# TASK INPUT start

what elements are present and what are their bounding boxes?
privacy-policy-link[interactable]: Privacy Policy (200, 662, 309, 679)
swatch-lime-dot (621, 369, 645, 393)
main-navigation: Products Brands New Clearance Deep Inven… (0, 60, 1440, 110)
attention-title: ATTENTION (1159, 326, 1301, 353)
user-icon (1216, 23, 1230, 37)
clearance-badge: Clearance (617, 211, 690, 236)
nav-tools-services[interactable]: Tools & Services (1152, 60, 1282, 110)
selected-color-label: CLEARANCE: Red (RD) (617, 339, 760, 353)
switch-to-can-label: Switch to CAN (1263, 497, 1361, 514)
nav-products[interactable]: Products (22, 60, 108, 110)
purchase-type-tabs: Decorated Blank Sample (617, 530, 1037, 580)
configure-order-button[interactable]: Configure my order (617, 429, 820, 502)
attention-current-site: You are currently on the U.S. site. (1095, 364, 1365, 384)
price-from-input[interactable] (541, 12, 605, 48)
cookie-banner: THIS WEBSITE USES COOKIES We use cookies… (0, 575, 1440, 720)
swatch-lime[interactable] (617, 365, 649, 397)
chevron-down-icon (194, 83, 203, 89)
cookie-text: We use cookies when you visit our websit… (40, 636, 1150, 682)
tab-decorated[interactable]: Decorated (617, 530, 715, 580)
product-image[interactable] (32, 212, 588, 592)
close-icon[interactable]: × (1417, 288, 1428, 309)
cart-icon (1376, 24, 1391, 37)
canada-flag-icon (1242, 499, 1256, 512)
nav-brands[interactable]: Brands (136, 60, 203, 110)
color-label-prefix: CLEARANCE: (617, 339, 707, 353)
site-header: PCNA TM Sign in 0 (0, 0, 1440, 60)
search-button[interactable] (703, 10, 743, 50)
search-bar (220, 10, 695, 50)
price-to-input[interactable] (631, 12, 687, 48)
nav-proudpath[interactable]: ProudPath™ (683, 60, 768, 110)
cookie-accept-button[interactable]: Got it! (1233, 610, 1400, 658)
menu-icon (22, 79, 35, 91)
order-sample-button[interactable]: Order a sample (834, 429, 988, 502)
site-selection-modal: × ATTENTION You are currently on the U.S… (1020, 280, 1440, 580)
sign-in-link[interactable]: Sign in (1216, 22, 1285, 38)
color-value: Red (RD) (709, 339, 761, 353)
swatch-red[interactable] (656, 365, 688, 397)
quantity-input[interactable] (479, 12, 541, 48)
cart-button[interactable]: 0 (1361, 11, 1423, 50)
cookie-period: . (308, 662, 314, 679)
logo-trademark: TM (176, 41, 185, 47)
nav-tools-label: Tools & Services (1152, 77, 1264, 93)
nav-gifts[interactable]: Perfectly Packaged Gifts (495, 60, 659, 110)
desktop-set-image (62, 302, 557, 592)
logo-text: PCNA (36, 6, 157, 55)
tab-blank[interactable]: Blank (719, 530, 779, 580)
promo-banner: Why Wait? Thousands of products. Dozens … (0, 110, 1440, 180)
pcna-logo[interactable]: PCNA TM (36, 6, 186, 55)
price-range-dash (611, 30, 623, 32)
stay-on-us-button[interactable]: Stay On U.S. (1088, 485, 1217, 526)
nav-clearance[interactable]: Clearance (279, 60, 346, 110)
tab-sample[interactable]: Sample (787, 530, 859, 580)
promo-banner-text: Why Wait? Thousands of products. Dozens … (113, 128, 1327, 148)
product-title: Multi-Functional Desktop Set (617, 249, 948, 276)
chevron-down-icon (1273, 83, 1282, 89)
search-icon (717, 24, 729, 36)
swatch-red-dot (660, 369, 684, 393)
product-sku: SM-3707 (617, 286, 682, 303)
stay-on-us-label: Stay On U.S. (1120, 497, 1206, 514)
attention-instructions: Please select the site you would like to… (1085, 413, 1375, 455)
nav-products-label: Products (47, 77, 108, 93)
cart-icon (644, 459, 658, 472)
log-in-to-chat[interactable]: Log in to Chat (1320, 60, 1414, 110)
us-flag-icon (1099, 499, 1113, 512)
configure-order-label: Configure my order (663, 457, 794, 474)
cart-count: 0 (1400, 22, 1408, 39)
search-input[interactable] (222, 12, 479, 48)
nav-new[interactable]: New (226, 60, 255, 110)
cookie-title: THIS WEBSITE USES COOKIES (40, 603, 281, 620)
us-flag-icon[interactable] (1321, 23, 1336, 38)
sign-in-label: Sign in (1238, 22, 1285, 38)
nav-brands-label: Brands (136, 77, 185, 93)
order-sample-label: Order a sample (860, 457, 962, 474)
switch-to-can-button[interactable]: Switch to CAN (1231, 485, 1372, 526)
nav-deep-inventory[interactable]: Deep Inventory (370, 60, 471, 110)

# TASK INPUT end

→ **WHAT IS NEEDED**: Rewrite every line of the data above as a numbered list, skipping any blank lines.

→ **FULL SOLUTION**:
1. what elements are present and what are their bounding boxes?
2. privacy-policy-link[interactable]: Privacy Policy (200, 662, 309, 679)
3. swatch-lime-dot (621, 369, 645, 393)
4. main-navigation: Products Brands New Clearance Deep Inven… (0, 60, 1440, 110)
5. attention-title: ATTENTION (1159, 326, 1301, 353)
6. user-icon (1216, 23, 1230, 37)
7. clearance-badge: Clearance (617, 211, 690, 236)
8. nav-tools-services[interactable]: Tools & Services (1152, 60, 1282, 110)
9. selected-color-label: CLEARANCE: Red (RD) (617, 339, 760, 353)
10. switch-to-can-label: Switch to CAN (1263, 497, 1361, 514)
11. nav-products[interactable]: Products (22, 60, 108, 110)
12. purchase-type-tabs: Decorated Blank Sample (617, 530, 1037, 580)
13. configure-order-button[interactable]: Configure my order (617, 429, 820, 502)
14. attention-current-site: You are currently on the U.S. site. (1095, 364, 1365, 384)
15. price-from-input[interactable] (541, 12, 605, 48)
16. cookie-banner: THIS WEBSITE USES COOKIES We use cookies… (0, 575, 1440, 720)
17. swatch-lime[interactable] (617, 365, 649, 397)
18. chevron-down-icon (194, 83, 203, 89)
19. cookie-text: We use cookies when you visit our websit… (40, 636, 1150, 682)
20. tab-decorated[interactable]: Decorated (617, 530, 715, 580)
21. product-image[interactable] (32, 212, 588, 592)
22. close-icon[interactable]: × (1417, 288, 1428, 309)
23. cart-icon (1376, 24, 1391, 37)
24. canada-flag-icon (1242, 499, 1256, 512)
25. nav-brands[interactable]: Brands (136, 60, 203, 110)
26. color-label-prefix: CLEARANCE: (617, 339, 707, 353)
27. site-header: PCNA TM Sign in 0 (0, 0, 1440, 60)
28. search-button[interactable] (703, 10, 743, 50)
29. search-bar (220, 10, 695, 50)
30. price-to-input[interactable] (631, 12, 687, 48)
31. nav-proudpath[interactable]: ProudPath™ (683, 60, 768, 110)
32. cookie-accept-button[interactable]: Got it! (1233, 610, 1400, 658)
33. menu-icon (22, 79, 35, 91)
34. order-sample-button[interactable]: Order a sample (834, 429, 988, 502)
35. site-selection-modal: × ATTENTION You are currently on the U.S… (1020, 280, 1440, 580)
36. sign-in-link[interactable]: Sign in (1216, 22, 1285, 38)
37. color-value: Red (RD) (709, 339, 761, 353)
38. swatch-red[interactable] (656, 365, 688, 397)
39. quantity-input[interactable] (479, 12, 541, 48)
40. cart-button[interactable]: 0 (1361, 11, 1423, 50)
41. cookie-period: . (308, 662, 314, 679)
42. logo-trademark: TM (176, 41, 185, 47)
43. nav-tools-label: Tools & Services (1152, 77, 1264, 93)
44. nav-gifts[interactable]: Perfectly Packaged Gifts (495, 60, 659, 110)
45. desktop-set-image (62, 302, 557, 592)
46. logo-text: PCNA (36, 6, 157, 55)
47. tab-blank[interactable]: Blank (719, 530, 779, 580)
48. promo-banner: Why Wait? Thousands of products. Dozens … (0, 110, 1440, 180)
49. pcna-logo[interactable]: PCNA TM (36, 6, 186, 55)
50. price-range-dash (611, 30, 623, 32)
51. stay-on-us-button[interactable]: Stay On U.S. (1088, 485, 1217, 526)
52. nav-clearance[interactable]: Clearance (279, 60, 346, 110)
53. tab-sample[interactable]: Sample (787, 530, 859, 580)
54. promo-banner-text: Why Wait? Thousands of products. Dozens … (113, 128, 1327, 148)
55. product-title: Multi-Functional Desktop Set (617, 249, 948, 276)
56. chevron-down-icon (1273, 83, 1282, 89)
57. search-icon (717, 24, 729, 36)
58. swatch-red-dot (660, 369, 684, 393)
59. product-sku: SM-3707 (617, 286, 682, 303)
60. stay-on-us-label: Stay On U.S. (1120, 497, 1206, 514)
61. attention-instructions: Please select the site you would like to… (1085, 413, 1375, 455)
62. nav-products-label: Products (47, 77, 108, 93)
63. cart-icon (644, 459, 658, 472)
64. log-in-to-chat[interactable]: Log in to Chat (1320, 60, 1414, 110)
65. us-flag-icon (1099, 499, 1113, 512)
66. configure-order-label: Configure my order (663, 457, 794, 474)
67. cart-count: 0 (1400, 22, 1408, 39)
68. search-input[interactable] (222, 12, 479, 48)
69. nav-new[interactable]: New (226, 60, 255, 110)
70. cookie-title: THIS WEBSITE USES COOKIES (40, 603, 281, 620)
71. us-flag-icon[interactable] (1321, 23, 1336, 38)
72. sign-in-label: Sign in (1238, 22, 1285, 38)
73. nav-brands-label: Brands (136, 77, 185, 93)
74. order-sample-label: Order a sample (860, 457, 962, 474)
75. switch-to-can-button[interactable]: Switch to CAN (1231, 485, 1372, 526)
76. nav-deep-inventory[interactable]: Deep Inventory (370, 60, 471, 110)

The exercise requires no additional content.